◆ Task ◆
Restate each line word for word. Leave out every picture.

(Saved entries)
□ □ □

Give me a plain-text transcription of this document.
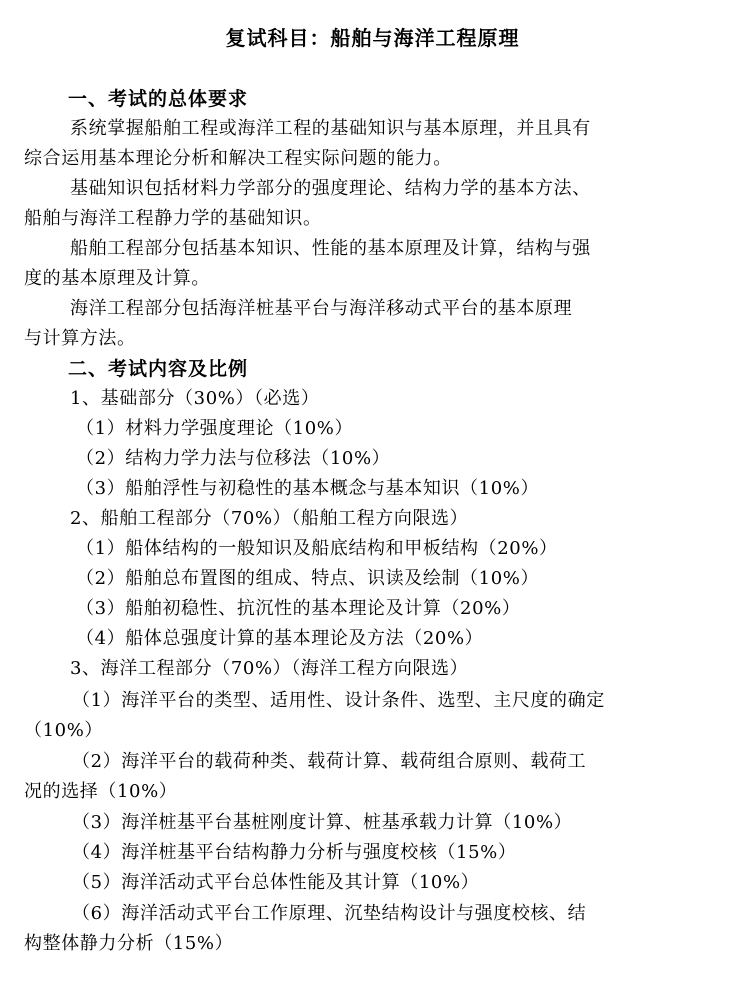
复试科目：船舶与海洋工程原理
一、考试的总体要求
系统掌握船舶工程或海洋工程的基础知识与基本原理，并且具有
综合运用基本理论分析和解决工程实际问题的能力。
基础知识包括材料力学部分的强度理论、结构力学的基本方法、
船舶与海洋工程静力学的基础知识。
船舶工程部分包括基本知识、性能的基本原理及计算，结构与强
度的基本原理及计算。
海洋工程部分包括海洋桩基平台与海洋移动式平台的基本原理
与计算方法。
二、考试内容及比例
1、基础部分（30%）（必选）
（1）材料力学强度理论（10%）
（2）结构力学力法与位移法（10%）
（3）船舶浮性与初稳性的基本概念与基本知识（10%）
2、船舶工程部分（70%）（船舶工程方向限选）
（1）船体结构的一般知识及船底结构和甲板结构（20%）
（2）船舶总布置图的组成、特点、识读及绘制（10%）
（3）船舶初稳性、抗沉性的基本理论及计算（20%）
（4）船体总强度计算的基本理论及方法（20%）
3、海洋工程部分（70%）（海洋工程方向限选）
（1）海洋平台的类型、适用性、设计条件、选型、主尺度的确定
（10%）
（2）海洋平台的载荷种类、载荷计算、载荷组合原则、载荷工
况的选择（10%）
（3）海洋桩基平台基桩刚度计算、桩基承载力计算（10%）
（4）海洋桩基平台结构静力分析与强度校核（15%）
（5）海洋活动式平台总体性能及其计算（10%）
（6）海洋活动式平台工作原理、沉垫结构设计与强度校核、结
构整体静力分析（15%）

□ □ □

◆ Final answer ◆
Give me a plain-text transcription of this document.
复试科目：船舶与海洋工程原理
一、考试的总体要求
系统掌握船舶工程或海洋工程的基础知识与基本原理，并且具有
综合运用基本理论分析和解决工程实际问题的能力。
基础知识包括材料力学部分的强度理论、结构力学的基本方法、
船舶与海洋工程静力学的基础知识。
船舶工程部分包括基本知识、性能的基本原理及计算，结构与强
度的基本原理及计算。
海洋工程部分包括海洋桩基平台与海洋移动式平台的基本原理
与计算方法。
二、考试内容及比例
1、基础部分（30%）（必选）
（1）材料力学强度理论（10%）
（2）结构力学力法与位移法（10%）
（3）船舶浮性与初稳性的基本概念与基本知识（10%）
2、船舶工程部分（70%）（船舶工程方向限选）
（1）船体结构的一般知识及船底结构和甲板结构（20%）
（2）船舶总布置图的组成、特点、识读及绘制（10%）
（3）船舶初稳性、抗沉性的基本理论及计算（20%）
（4）船体总强度计算的基本理论及方法（20%）
3、海洋工程部分（70%）（海洋工程方向限选）
（1）海洋平台的类型、适用性、设计条件、选型、主尺度的确定
（10%）
（2）海洋平台的载荷种类、载荷计算、载荷组合原则、载荷工
况的选择（10%）
（3）海洋桩基平台基桩刚度计算、桩基承载力计算（10%）
（4）海洋桩基平台结构静力分析与强度校核（15%）
（5）海洋活动式平台总体性能及其计算（10%）
（6）海洋活动式平台工作原理、沉垫结构设计与强度校核、结
构整体静力分析（15%）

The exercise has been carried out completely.